EXERCISE BRIEF :: Extend the passage below on the speech about "The Road of Good Heart," picking up after its final sentence.

Bless to us our extraordinary mercies; if the day come when these
must be taken, have us play the man under affliction. Be with our
friends; be with ourselves. Go with each of us to rest: if any
awake, temper to them the dark hours of watching; and when the day
returns to us, our Sun and Comforter, call us up with morning faces
and with morning hearts - eager to labour - eager to be happy, if
happiness shall be our portion; and if the day be marked for
sorrow, strong to endure it.

"We thank Thee and praise Thee, and in the words of Him to whom
this day is sacred, close our oblations."


Mr Bazzet M. Haggard, H.B.M., Land-Commissioner, tells, by way of
reminiscence, the story of "The Road of Good Heart," how it came to
be built, and of the great feast Mr Stevenson gave at the close of
the work, at which, in the course of his speech, he said:


"You are all aware in some degree of what has happened. You know
those chiefs to have been prisoners; you perhaps know that during
the term of their confinement I had it in my power to do them
certain favours. One thing some of you cannot know, that they were
immediately repaid by answering attentions. They were liberated by
the new Administration. . . . As soon as they were free men -
owing no man anything - instead of going home to their own places
and families, they came to me. They offered to do this work (to
make this road) for me as a free gift, without hire, without
supplies, and I was tempted at first to refuse their offer. I knew
the country to be poor; I knew famine threatening; I knew their
families long disorganised for want of supervision. Yet I
accepted, because I thought the lesson of that road might be more
useful to Samoa than a thousand bread-fruit trees, and because to
myself it was an exquisite pleasure to receive that which was so
handsomely offered. It is now done; you have trod it to-day in
coming hither. It has been made for me by chiefs; some of them
old, some sick, all newly delivered from a harassing confinement,
and in spite of weather unusually hot and insalubrious. I have
seen these chiefs labour valiantly with their own hands upon the
work, and I have set up over it, now that it is finished the name
of 'The Road of Gratitude' (the road of loving hearts), and the
names of those that built it. 'In perpetuam memoriam,' we say, and
speak idly. At least, as long as my own life shall be spared it
shall be here perpetuated; partly for my pleasure and in my
gratitude; partly for others continually to publish the lesson of
this road."

GIVEN ENTRIES ::
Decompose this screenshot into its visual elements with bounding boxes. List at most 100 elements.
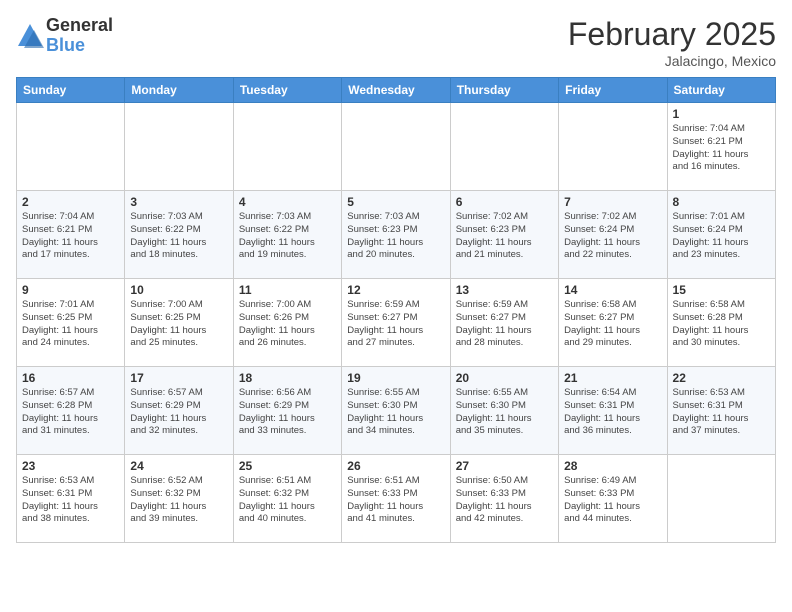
calendar-day-cell: 21 Sunrise: 6:54 AM Sunset: 6:31 PM Dayli…: [559, 367, 667, 455]
day-info: Sunrise: 6:58 AM Sunset: 6:28 PM Dayligh…: [673, 299, 770, 350]
day-info: Sunrise: 7:03 AM Sunset: 6:22 PM Dayligh…: [130, 211, 227, 262]
day-number: 9: [22, 283, 119, 297]
day-number: 20: [456, 371, 553, 385]
day-info: Sunrise: 6:51 AM Sunset: 6:32 PM Dayligh…: [239, 475, 336, 526]
calendar-day-cell: 9 Sunrise: 7:01 AM Sunset: 6:25 PM Daylig…: [17, 279, 125, 367]
calendar-day-cell: 18Sunrise: 6:56 AM Sunset: 6:29 PM Dayli…: [233, 367, 341, 455]
logo-general-text: General: [46, 16, 113, 36]
day-info: Sunrise: 7:03 AM Sunset: 6:22 PM Dayligh…: [239, 211, 336, 262]
calendar-day-cell: 15 Sunrise: 6:58 AM Sunset: 6:28 PM Dayli…: [667, 279, 775, 367]
calendar-week-row: 1 Sunrise: 7:04 AM Sunset: 6:21 PM Daylig…: [17, 103, 776, 191]
calendar-day-cell: 28 Sunrise: 6:49 AM Sunset: 6:33 PM Dayli…: [559, 455, 667, 543]
day-number: 26: [347, 459, 444, 473]
day-info: Sunrise: 7:04 AM Sunset: 6:21 PM Dayligh…: [22, 211, 119, 262]
day-info: Sunrise: 6:59 AM Sunset: 6:27 PM Dayligh…: [347, 299, 444, 350]
day-number: 25: [239, 459, 336, 473]
day-info: Sunrise: 6:56 AM Sunset: 6:29 PM Dayligh…: [239, 387, 336, 438]
day-info: Sunrise: 7:02 AM Sunset: 6:24 PM Dayligh…: [564, 211, 661, 262]
day-number: 8: [673, 195, 770, 209]
calendar-day-cell: 23 Sunrise: 6:53 AM Sunset: 6:31 PM Dayli…: [17, 455, 125, 543]
logo-blue-text: Blue: [46, 36, 113, 56]
day-of-week-header: Saturday: [667, 78, 775, 103]
day-number: 17: [130, 371, 227, 385]
logo: General Blue: [16, 16, 113, 56]
logo-icon: [16, 22, 44, 50]
day-info: Sunrise: 6:59 AM Sunset: 6:27 PM Dayligh…: [456, 299, 553, 350]
calendar-day-cell: [233, 103, 341, 191]
day-info: Sunrise: 6:58 AM Sunset: 6:27 PM Dayligh…: [564, 299, 661, 350]
day-info: Sunrise: 6:52 AM Sunset: 6:32 PM Dayligh…: [130, 475, 227, 526]
day-number: 11: [239, 283, 336, 297]
day-info: Sunrise: 7:01 AM Sunset: 6:25 PM Dayligh…: [22, 299, 119, 350]
day-info: Sunrise: 6:57 AM Sunset: 6:29 PM Dayligh…: [130, 387, 227, 438]
day-of-week-header: Sunday: [17, 78, 125, 103]
day-number: 22: [673, 371, 770, 385]
calendar-week-row: 23 Sunrise: 6:53 AM Sunset: 6:31 PM Dayli…: [17, 455, 776, 543]
calendar-week-row: 2 Sunrise: 7:04 AM Sunset: 6:21 PM Daylig…: [17, 191, 776, 279]
calendar-day-cell: 2 Sunrise: 7:04 AM Sunset: 6:21 PM Daylig…: [17, 191, 125, 279]
calendar-day-cell: 8 Sunrise: 7:01 AM Sunset: 6:24 PM Daylig…: [667, 191, 775, 279]
calendar-day-cell: [450, 103, 558, 191]
calendar-day-cell: [17, 103, 125, 191]
calendar-day-cell: 3 Sunrise: 7:03 AM Sunset: 6:22 PM Daylig…: [125, 191, 233, 279]
day-info: Sunrise: 6:53 AM Sunset: 6:31 PM Dayligh…: [22, 475, 119, 526]
calendar-day-cell: 10 Sunrise: 7:00 AM Sunset: 6:25 PM Dayli…: [125, 279, 233, 367]
calendar-day-cell: 16Sunrise: 6:57 AM Sunset: 6:28 PM Dayli…: [17, 367, 125, 455]
calendar-day-cell: 27 Sunrise: 6:50 AM Sunset: 6:33 PM Dayli…: [450, 455, 558, 543]
day-info: Sunrise: 7:01 AM Sunset: 6:24 PM Dayligh…: [673, 211, 770, 262]
calendar-day-cell: [342, 103, 450, 191]
day-info: Sunrise: 6:50 AM Sunset: 6:33 PM Dayligh…: [456, 475, 553, 526]
day-number: 15: [673, 283, 770, 297]
location-subtitle: Jalacingo, Mexico: [568, 53, 776, 69]
calendar-day-cell: [559, 103, 667, 191]
day-info: Sunrise: 7:00 AM Sunset: 6:25 PM Dayligh…: [130, 299, 227, 350]
day-number: 5: [347, 195, 444, 209]
day-number: 6: [456, 195, 553, 209]
calendar-day-cell: 11Sunrise: 7:00 AM Sunset: 6:26 PM Dayli…: [233, 279, 341, 367]
calendar-table: SundayMondayTuesdayWednesdayThursdayFrid…: [16, 77, 776, 543]
calendar-header-row: SundayMondayTuesdayWednesdayThursdayFrid…: [17, 78, 776, 103]
day-number: 23: [22, 459, 119, 473]
day-info: Sunrise: 6:54 AM Sunset: 6:31 PM Dayligh…: [564, 387, 661, 438]
day-number: 27: [456, 459, 553, 473]
day-of-week-header: Monday: [125, 78, 233, 103]
day-of-week-header: Wednesday: [342, 78, 450, 103]
day-number: 7: [564, 195, 661, 209]
day-number: 16: [22, 371, 119, 385]
day-number: 3: [130, 195, 227, 209]
calendar-day-cell: 5Sunrise: 7:03 AM Sunset: 6:23 PM Daylig…: [342, 191, 450, 279]
day-number: 1: [673, 107, 770, 121]
day-of-week-header: Friday: [559, 78, 667, 103]
day-number: 24: [130, 459, 227, 473]
day-number: 10: [130, 283, 227, 297]
day-info: Sunrise: 7:04 AM Sunset: 6:21 PM Dayligh…: [673, 123, 770, 174]
calendar-day-cell: 13 Sunrise: 6:59 AM Sunset: 6:27 PM Dayli…: [450, 279, 558, 367]
calendar-day-cell: 20Sunrise: 6:55 AM Sunset: 6:30 PM Dayli…: [450, 367, 558, 455]
calendar-day-cell: 14 Sunrise: 6:58 AM Sunset: 6:27 PM Dayli…: [559, 279, 667, 367]
calendar-day-cell: 25 Sunrise: 6:51 AM Sunset: 6:32 PM Dayli…: [233, 455, 341, 543]
day-number: 14: [564, 283, 661, 297]
calendar-day-cell: 17 Sunrise: 6:57 AM Sunset: 6:29 PM Dayli…: [125, 367, 233, 455]
month-title: February 2025: [568, 16, 776, 53]
calendar-week-row: 16Sunrise: 6:57 AM Sunset: 6:28 PM Dayli…: [17, 367, 776, 455]
calendar-day-cell: [667, 455, 775, 543]
calendar-day-cell: 19 Sunrise: 6:55 AM Sunset: 6:30 PM Dayli…: [342, 367, 450, 455]
day-number: 2: [22, 195, 119, 209]
calendar-day-cell: 12 Sunrise: 6:59 AM Sunset: 6:27 PM Dayli…: [342, 279, 450, 367]
calendar-day-cell: 22 Sunrise: 6:53 AM Sunset: 6:31 PM Dayli…: [667, 367, 775, 455]
calendar-day-cell: 26Sunrise: 6:51 AM Sunset: 6:33 PM Dayli…: [342, 455, 450, 543]
day-number: 28: [564, 459, 661, 473]
day-number: 12: [347, 283, 444, 297]
calendar-day-cell: 6Sunrise: 7:02 AM Sunset: 6:23 PM Daylig…: [450, 191, 558, 279]
day-number: 13: [456, 283, 553, 297]
day-info: Sunrise: 6:53 AM Sunset: 6:31 PM Dayligh…: [673, 387, 770, 438]
day-of-week-header: Tuesday: [233, 78, 341, 103]
calendar-day-cell: 4Sunrise: 7:03 AM Sunset: 6:22 PM Daylig…: [233, 191, 341, 279]
calendar-day-cell: [125, 103, 233, 191]
day-number: 19: [347, 371, 444, 385]
calendar-day-cell: 1 Sunrise: 7:04 AM Sunset: 6:21 PM Daylig…: [667, 103, 775, 191]
calendar-week-row: 9 Sunrise: 7:01 AM Sunset: 6:25 PM Daylig…: [17, 279, 776, 367]
day-info: Sunrise: 6:55 AM Sunset: 6:30 PM Dayligh…: [347, 387, 444, 438]
day-number: 21: [564, 371, 661, 385]
day-info: Sunrise: 6:49 AM Sunset: 6:33 PM Dayligh…: [564, 475, 661, 526]
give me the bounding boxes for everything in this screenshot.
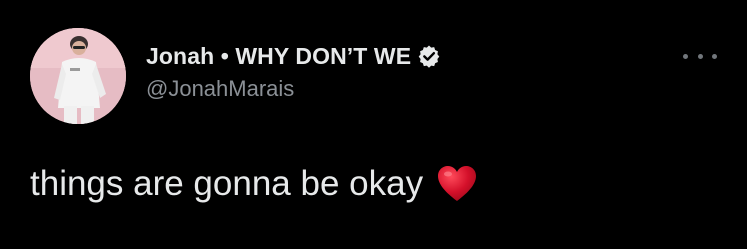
author-handle[interactable]: @JonahMarais [146, 76, 294, 102]
tweet-card: Jonah • WHY DON’T WE @JonahMarais things… [0, 0, 747, 249]
author-display-name[interactable]: Jonah • WHY DON’T WE [146, 43, 411, 70]
more-options-icon[interactable] [683, 46, 717, 66]
more-dot [697, 53, 703, 59]
more-dot [712, 53, 717, 59]
tweet-text: things are gonna be okay [30, 164, 424, 203]
avatar[interactable] [30, 28, 126, 124]
author-name-row[interactable]: Jonah • WHY DON’T WE [146, 40, 441, 72]
verified-badge-icon [417, 44, 441, 68]
more-dot [683, 53, 688, 59]
heart-emoji-icon [437, 165, 477, 203]
tweet-body: things are gonna be okay [30, 164, 477, 204]
profile-photo [30, 28, 126, 124]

RESULT ::
And turning to the chiefs, Mr Stevenson said:


"I will tell you, chiefs, that when I saw you working on that road,
my heart grew warm; not with gratitude only, but with hope. It
seemed to me that I read the promise of something good for Samoa;
it seemed to me as I looked at you that you were a company of
warriors in a battle, fighting for the defence of our common
country against all aggression. For there is a time to fight and a
time to dig. You Samoans may fight, you may conquer twenty times,
and thirty times, and all will be in vain. There is but one way to
defend Samoa. Hear it, before it is too late. It is to make roads
and gardens, and care for your trees, and sell their produce
wisely; and, in one word, to occupy and use your country. If you
do not, others will. . . .

"I love Samoa and her people. I love the land. I have chosen it
to be my home while I live, and my grave after I am dead, and I
love the people, and have chosen them to be my people, to live and
die with. And I see that the day is come now of the great battle;
of the great and the last opportunity by which it shall be decided
whether you are to pass away like those other races of which I have
been speaking, or to stand fast and have your children living on
and honouring your memory in the land you received of your
fathers."


Mr James H. Mulligan, U.S. Consul, told of the feast of
Thanksgiving Day on the 29th November prior to Mr Stevenson's
death, and how at great pains he had procured for it the necessary
turkey, and how Mrs Stevenson had found a fair substitute for the
pudding. In the course of his speech in reply to an unexpected
proposal of "The Host," Mr Stevenson said:


"There on my right sits she who has but lately from our own loved
native land come back to me - she to whom, with no lessening of
affection to those others to whom I cling, I love better than all
the world besides - my mother. From the opposite end of the table,
my wife, who has been all in all to me, when the days were very
dark, looks to-night into my eyes - while we have both grown a bit
older - with undiminished and undiminishing affection.

"Childless, yet on either side of me sits that good woman, my
daughter, and the stalwart man, my son, and both have been and are
more than son and daughter to me, and have brought into my life
mirth and beauty. Nor is this all. There sits the bright boy dear
to my heart, full of the flow and the spirits of boyhood, so that I
can even know that for a time at least we have still the voice of a
child in the house."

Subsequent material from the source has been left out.